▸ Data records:
------------
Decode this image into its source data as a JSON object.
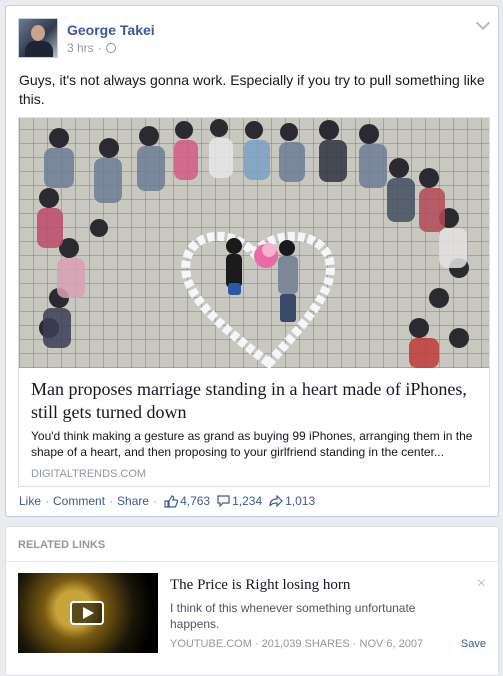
{
  "post": {
    "author": "George Takei",
    "time": "3 hrs",
    "separator": "·",
    "message": "Guys, it's not always gonna work. Especially if you try to pull something like this.",
    "link": {
      "title": "Man proposes marriage standing in a heart made of iPhones, still gets turned down",
      "description": "You'd think making a gesture as grand as buying 99 iPhones, arranging them in the shape of a heart, and then proposing to your girlfriend standing in the center...",
      "domain": "DIGITALTRENDS.COM"
    },
    "actions": {
      "like": "Like",
      "comment": "Comment",
      "share": "Share",
      "dot": "·",
      "likes_count": "4,763",
      "comments_count": "1,234",
      "shares_count": "1,013"
    }
  },
  "related": {
    "header": "RELATED LINKS",
    "item": {
      "title": "The Price is Right losing horn",
      "description": "I think of this whenever something unfortunate happens.",
      "meta": "YOUTUBE.COM · 201,039 SHARES · NOV 6, 2007",
      "save": "Save",
      "close": "×"
    }
  },
  "icons": {
    "privacy": "globe-icon",
    "options": "chevron-down-icon",
    "like": "thumbs-up-icon",
    "comment": "comment-icon",
    "share": "share-arrow-icon",
    "play": "play-icon"
  },
  "colors": {
    "link_blue": "#3b5998",
    "muted": "#9197a3",
    "text": "#141823"
  }
}
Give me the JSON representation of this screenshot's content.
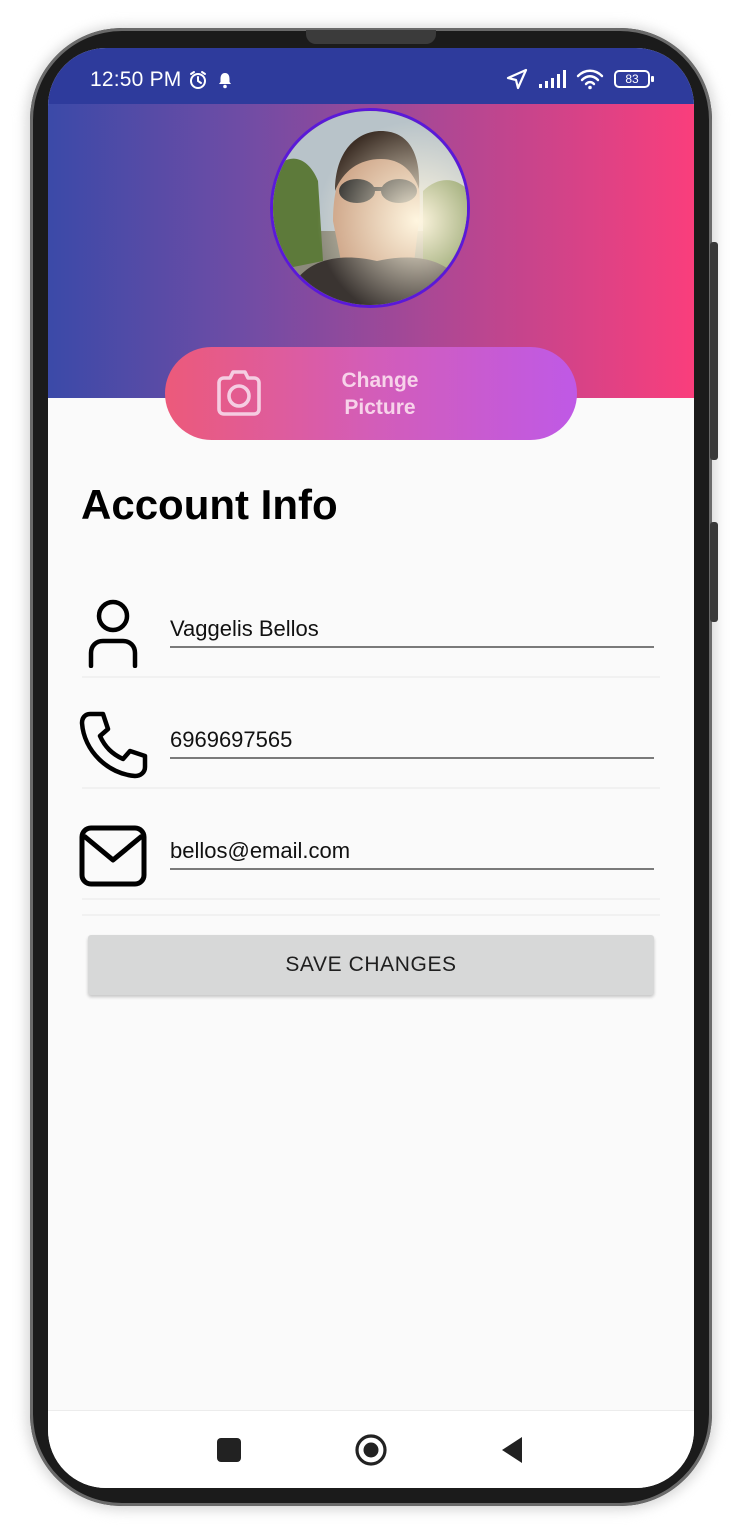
{
  "status_bar": {
    "time": "12:50 PM",
    "left_icons": [
      "alarm-icon",
      "notification-bell-icon"
    ],
    "right_icons": [
      "location-arrow-icon",
      "signal-icon",
      "wifi-icon"
    ],
    "battery_level": "83"
  },
  "header": {
    "gradient_colors": [
      "#3b4aa8",
      "#b04793",
      "#fa3e7c"
    ],
    "avatar_description_icon": "profile-photo",
    "change_picture_label": "Change\nPicture",
    "change_picture_icon": "camera-icon"
  },
  "account": {
    "title": "Account Info",
    "fields": [
      {
        "icon": "person-icon",
        "value": "Vaggelis Bellos"
      },
      {
        "icon": "phone-icon",
        "value": "6969697565"
      },
      {
        "icon": "mail-icon",
        "value": "bellos@email.com"
      }
    ],
    "save_label": "SAVE CHANGES"
  },
  "nav": {
    "buttons": [
      "recent-apps-icon",
      "home-icon",
      "back-icon"
    ]
  }
}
------------
▸ Exercise instructions: Copy the entries above faithfully and omit every image.

▸ Output below:
Decode this image into its source data as a JSON object.
{
  "post": {
    "author": "George Takei",
    "time": "3 hrs",
    "separator": "·",
    "message": "Guys, it's not always gonna work. Especially if you try to pull something like this.",
    "link": {
      "title": "Man proposes marriage standing in a heart made of iPhones, still gets turned down",
      "description": "You'd think making a gesture as grand as buying 99 iPhones, arranging them in the shape of a heart, and then proposing to your girlfriend standing in the center...",
      "domain": "DIGITALTRENDS.COM"
    },
    "actions": {
      "like": "Like",
      "comment": "Comment",
      "share": "Share",
      "dot": "·",
      "likes_count": "4,763",
      "comments_count": "1,234",
      "shares_count": "1,013"
    }
  },
  "related": {
    "header": "RELATED LINKS",
    "item": {
      "title": "The Price is Right losing horn",
      "description": "I think of this whenever something unfortunate happens.",
      "meta": "YOUTUBE.COM · 201,039 SHARES · NOV 6, 2007",
      "save": "Save",
      "close": "×"
    }
  },
  "icons": {
    "privacy": "globe-icon",
    "options": "chevron-down-icon",
    "like": "thumbs-up-icon",
    "comment": "comment-icon",
    "share": "share-arrow-icon",
    "play": "play-icon"
  },
  "colors": {
    "link_blue": "#3b5998",
    "muted": "#9197a3",
    "text": "#141823"
  }
}
Give me the JSON representation of this screenshot's content.
{
  "status_bar": {
    "time": "12:50 PM",
    "left_icons": [
      "alarm-icon",
      "notification-bell-icon"
    ],
    "right_icons": [
      "location-arrow-icon",
      "signal-icon",
      "wifi-icon"
    ],
    "battery_level": "83"
  },
  "header": {
    "gradient_colors": [
      "#3b4aa8",
      "#b04793",
      "#fa3e7c"
    ],
    "avatar_description_icon": "profile-photo",
    "change_picture_label": "Change\nPicture",
    "change_picture_icon": "camera-icon"
  },
  "account": {
    "title": "Account Info",
    "fields": [
      {
        "icon": "person-icon",
        "value": "Vaggelis Bellos"
      },
      {
        "icon": "phone-icon",
        "value": "6969697565"
      },
      {
        "icon": "mail-icon",
        "value": "bellos@email.com"
      }
    ],
    "save_label": "SAVE CHANGES"
  },
  "nav": {
    "buttons": [
      "recent-apps-icon",
      "home-icon",
      "back-icon"
    ]
  }
}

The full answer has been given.